Each entry below is to be printed verbatim.
==== Rows
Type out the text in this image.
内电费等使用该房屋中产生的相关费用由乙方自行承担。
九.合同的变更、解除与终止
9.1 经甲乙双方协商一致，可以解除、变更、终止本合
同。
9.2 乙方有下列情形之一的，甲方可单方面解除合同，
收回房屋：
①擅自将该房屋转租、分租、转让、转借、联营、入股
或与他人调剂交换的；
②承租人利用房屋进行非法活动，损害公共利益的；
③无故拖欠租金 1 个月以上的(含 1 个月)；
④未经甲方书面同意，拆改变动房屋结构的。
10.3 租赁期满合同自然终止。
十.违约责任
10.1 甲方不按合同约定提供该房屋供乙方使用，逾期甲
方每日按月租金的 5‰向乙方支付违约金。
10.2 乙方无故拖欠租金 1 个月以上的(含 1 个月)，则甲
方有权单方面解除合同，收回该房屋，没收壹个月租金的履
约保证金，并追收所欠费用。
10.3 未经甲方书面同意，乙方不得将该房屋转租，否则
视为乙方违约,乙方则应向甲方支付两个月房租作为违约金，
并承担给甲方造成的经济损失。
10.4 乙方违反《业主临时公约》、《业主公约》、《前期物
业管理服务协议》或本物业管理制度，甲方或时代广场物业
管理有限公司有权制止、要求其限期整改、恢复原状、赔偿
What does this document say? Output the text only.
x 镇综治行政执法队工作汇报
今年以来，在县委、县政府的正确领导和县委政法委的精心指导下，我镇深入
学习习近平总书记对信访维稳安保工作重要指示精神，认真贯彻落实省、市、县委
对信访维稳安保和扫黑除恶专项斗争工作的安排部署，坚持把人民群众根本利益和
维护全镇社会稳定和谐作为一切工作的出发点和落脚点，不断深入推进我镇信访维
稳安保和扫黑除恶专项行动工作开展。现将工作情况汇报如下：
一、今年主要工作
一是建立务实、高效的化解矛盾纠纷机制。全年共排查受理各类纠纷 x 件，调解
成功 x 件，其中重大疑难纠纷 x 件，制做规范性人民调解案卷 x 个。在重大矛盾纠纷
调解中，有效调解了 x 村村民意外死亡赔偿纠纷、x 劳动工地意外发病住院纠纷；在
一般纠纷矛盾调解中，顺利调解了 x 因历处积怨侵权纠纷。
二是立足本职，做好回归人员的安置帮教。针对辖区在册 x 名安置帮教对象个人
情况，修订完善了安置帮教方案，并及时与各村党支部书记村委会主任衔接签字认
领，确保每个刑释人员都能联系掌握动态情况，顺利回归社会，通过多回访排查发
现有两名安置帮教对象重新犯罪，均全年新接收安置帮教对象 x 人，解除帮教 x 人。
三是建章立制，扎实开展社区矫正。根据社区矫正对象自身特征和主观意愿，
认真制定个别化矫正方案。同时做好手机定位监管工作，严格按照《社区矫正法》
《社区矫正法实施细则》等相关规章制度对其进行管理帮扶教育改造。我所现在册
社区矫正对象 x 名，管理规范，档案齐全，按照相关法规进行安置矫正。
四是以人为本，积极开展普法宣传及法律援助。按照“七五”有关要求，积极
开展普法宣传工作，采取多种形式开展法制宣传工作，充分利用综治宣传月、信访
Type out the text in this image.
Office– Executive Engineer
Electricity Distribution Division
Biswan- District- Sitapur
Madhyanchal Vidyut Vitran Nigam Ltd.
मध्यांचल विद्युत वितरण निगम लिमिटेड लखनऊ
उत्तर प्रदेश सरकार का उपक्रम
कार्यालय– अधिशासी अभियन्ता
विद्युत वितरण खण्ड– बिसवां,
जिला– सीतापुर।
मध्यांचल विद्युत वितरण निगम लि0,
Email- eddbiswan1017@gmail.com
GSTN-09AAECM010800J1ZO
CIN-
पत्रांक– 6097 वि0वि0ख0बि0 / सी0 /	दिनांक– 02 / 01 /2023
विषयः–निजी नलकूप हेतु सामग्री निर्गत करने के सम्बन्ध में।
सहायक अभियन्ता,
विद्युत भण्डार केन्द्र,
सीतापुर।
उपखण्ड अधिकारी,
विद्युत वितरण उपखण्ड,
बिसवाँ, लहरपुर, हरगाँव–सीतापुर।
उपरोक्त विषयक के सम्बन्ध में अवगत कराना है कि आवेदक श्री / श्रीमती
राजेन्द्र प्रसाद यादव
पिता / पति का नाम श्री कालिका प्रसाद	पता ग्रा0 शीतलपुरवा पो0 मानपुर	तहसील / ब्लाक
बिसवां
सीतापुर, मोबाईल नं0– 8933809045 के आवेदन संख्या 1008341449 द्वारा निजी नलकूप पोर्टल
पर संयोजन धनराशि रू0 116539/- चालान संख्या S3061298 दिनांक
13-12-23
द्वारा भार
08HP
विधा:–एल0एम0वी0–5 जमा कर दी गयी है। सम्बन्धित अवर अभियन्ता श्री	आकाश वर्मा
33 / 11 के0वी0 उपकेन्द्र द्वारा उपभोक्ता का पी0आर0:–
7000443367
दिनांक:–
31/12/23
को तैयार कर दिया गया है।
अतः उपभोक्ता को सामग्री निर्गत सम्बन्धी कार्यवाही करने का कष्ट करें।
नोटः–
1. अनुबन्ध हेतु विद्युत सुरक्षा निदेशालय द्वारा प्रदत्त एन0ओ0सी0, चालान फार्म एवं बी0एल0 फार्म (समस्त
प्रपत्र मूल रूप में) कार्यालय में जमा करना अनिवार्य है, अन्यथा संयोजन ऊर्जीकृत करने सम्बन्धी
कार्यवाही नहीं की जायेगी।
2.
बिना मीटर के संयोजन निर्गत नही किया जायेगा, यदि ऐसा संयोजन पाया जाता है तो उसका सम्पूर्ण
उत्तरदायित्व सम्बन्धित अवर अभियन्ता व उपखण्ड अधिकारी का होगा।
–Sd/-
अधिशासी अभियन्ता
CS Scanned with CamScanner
========
▶ Answer to the exercise:
Type out the text in this image.
内电费等使用该房屋中产生的相关费用由乙方自行承担。
九.合同的变更、解除与终止
9.1 经甲乙双方协商一致，可以解除、变更、终止本合
同。
9.2 乙方有下列情形之一的，甲方可单方面解除合同，
收回房屋：
①擅自将该房屋转租、分租、转让、转借、联营、入股
或与他人调剂交换的；
②承租人利用房屋进行非法活动，损害公共利益的；
③无故拖欠租金 1 个月以上的(含 1 个月)；
④未经甲方书面同意，拆改变动房屋结构的。
10.3 租赁期满合同自然终止。
十.违约责任
10.1 甲方不按合同约定提供该房屋供乙方使用，逾期甲
方每日按月租金的 5‰向乙方支付违约金。
10.2 乙方无故拖欠租金 1 个月以上的(含 1 个月)，则甲
方有权单方面解除合同，收回该房屋，没收壹个月租金的履
约保证金，并追收所欠费用。
10.3 未经甲方书面同意，乙方不得将该房屋转租，否则
视为乙方违约,乙方则应向甲方支付两个月房租作为违约金，
并承担给甲方造成的经济损失。
10.4 乙方违反《业主临时公约》、《业主公约》、《前期物
业管理服务协议》或本物业管理制度，甲方或时代广场物业
管理有限公司有权制止、要求其限期整改、恢复原状、赔偿
What does this document say? Output the text only.
x 镇综治行政执法队工作汇报
今年以来，在县委、县政府的正确领导和县委政法委的精心指导下，我镇深入
学习习近平总书记对信访维稳安保工作重要指示精神，认真贯彻落实省、市、县委
对信访维稳安保和扫黑除恶专项斗争工作的安排部署，坚持把人民群众根本利益和
维护全镇社会稳定和谐作为一切工作的出发点和落脚点，不断深入推进我镇信访维
稳安保和扫黑除恶专项行动工作开展。现将工作情况汇报如下：
一、今年主要工作
一是建立务实、高效的化解矛盾纠纷机制。全年共排查受理各类纠纷 x 件，调解
成功 x 件，其中重大疑难纠纷 x 件，制做规范性人民调解案卷 x 个。在重大矛盾纠纷
调解中，有效调解了 x 村村民意外死亡赔偿纠纷、x 劳动工地意外发病住院纠纷；在
一般纠纷矛盾调解中，顺利调解了 x 因历处积怨侵权纠纷。
二是立足本职，做好回归人员的安置帮教。针对辖区在册 x 名安置帮教对象个人
情况，修订完善了安置帮教方案，并及时与各村党支部书记村委会主任衔接签字认
领，确保每个刑释人员都能联系掌握动态情况，顺利回归社会，通过多回访排查发
现有两名安置帮教对象重新犯罪，均全年新接收安置帮教对象 x 人，解除帮教 x 人。
三是建章立制，扎实开展社区矫正。根据社区矫正对象自身特征和主观意愿，
认真制定个别化矫正方案。同时做好手机定位监管工作，严格按照《社区矫正法》
《社区矫正法实施细则》等相关规章制度对其进行管理帮扶教育改造。我所现在册
社区矫正对象 x 名，管理规范，档案齐全，按照相关法规进行安置矫正。
四是以人为本，积极开展普法宣传及法律援助。按照“七五”有关要求，积极
开展普法宣传工作，采取多种形式开展法制宣传工作，充分利用综治宣传月、信访
Type out the text in this image.
Office– Executive Engineer
Electricity Distribution Division
Biswan- District- Sitapur
Madhyanchal Vidyut Vitran Nigam Ltd.
मध्यांचल विद्युत वितरण निगम लिमिटेड लखनऊ
उत्तर प्रदेश सरकार का उपक्रम
कार्यालय– अधिशासी अभियन्ता
विद्युत वितरण खण्ड– बिसवां,
जिला– सीतापुर।
मध्यांचल विद्युत वितरण निगम लि0,
Email- eddbiswan1017@gmail.com
GSTN-09AAECM010800J1ZO
CIN-
पत्रांक– 6097 वि0वि0ख0बि0 / सी0 /	दिनांक– 02 / 01 /2023
विषयः–निजी नलकूप हेतु सामग्री निर्गत करने के सम्बन्ध में।
सहायक अभियन्ता,
विद्युत भण्डार केन्द्र,
सीतापुर।
उपखण्ड अधिकारी,
विद्युत वितरण उपखण्ड,
बिसवाँ, लहरपुर, हरगाँव–सीतापुर।
उपरोक्त विषयक के सम्बन्ध में अवगत कराना है कि आवेदक श्री / श्रीमती
राजेन्द्र प्रसाद यादव
पिता / पति का नाम श्री कालिका प्रसाद	पता ग्रा0 शीतलपुरवा पो0 मानपुर	तहसील / ब्लाक
बिसवां
सीतापुर, मोबाईल नं0– 8933809045 के आवेदन संख्या 1008341449 द्वारा निजी नलकूप पोर्टल
पर संयोजन धनराशि रू0 116539/- चालान संख्या S3061298 दिनांक
13-12-23
द्वारा भार
08HP
विधा:–एल0एम0वी0–5 जमा कर दी गयी है। सम्बन्धित अवर अभियन्ता श्री	आकाश वर्मा
33 / 11 के0वी0 उपकेन्द्र द्वारा उपभोक्ता का पी0आर0:–
7000443367
दिनांक:–
31/12/23
को तैयार कर दिया गया है।
अतः उपभोक्ता को सामग्री निर्गत सम्बन्धी कार्यवाही करने का कष्ट करें।
नोटः–
1. अनुबन्ध हेतु विद्युत सुरक्षा निदेशालय द्वारा प्रदत्त एन0ओ0सी0, चालान फार्म एवं बी0एल0 फार्म (समस्त
प्रपत्र मूल रूप में) कार्यालय में जमा करना अनिवार्य है, अन्यथा संयोजन ऊर्जीकृत करने सम्बन्धी
कार्यवाही नहीं की जायेगी।
2.
बिना मीटर के संयोजन निर्गत नही किया जायेगा, यदि ऐसा संयोजन पाया जाता है तो उसका सम्पूर्ण
उत्तरदायित्व सम्बन्धित अवर अभियन्ता व उपखण्ड अधिकारी का होगा।
–Sd/-
अधिशासी अभियन्ता
CS Scanned with CamScanner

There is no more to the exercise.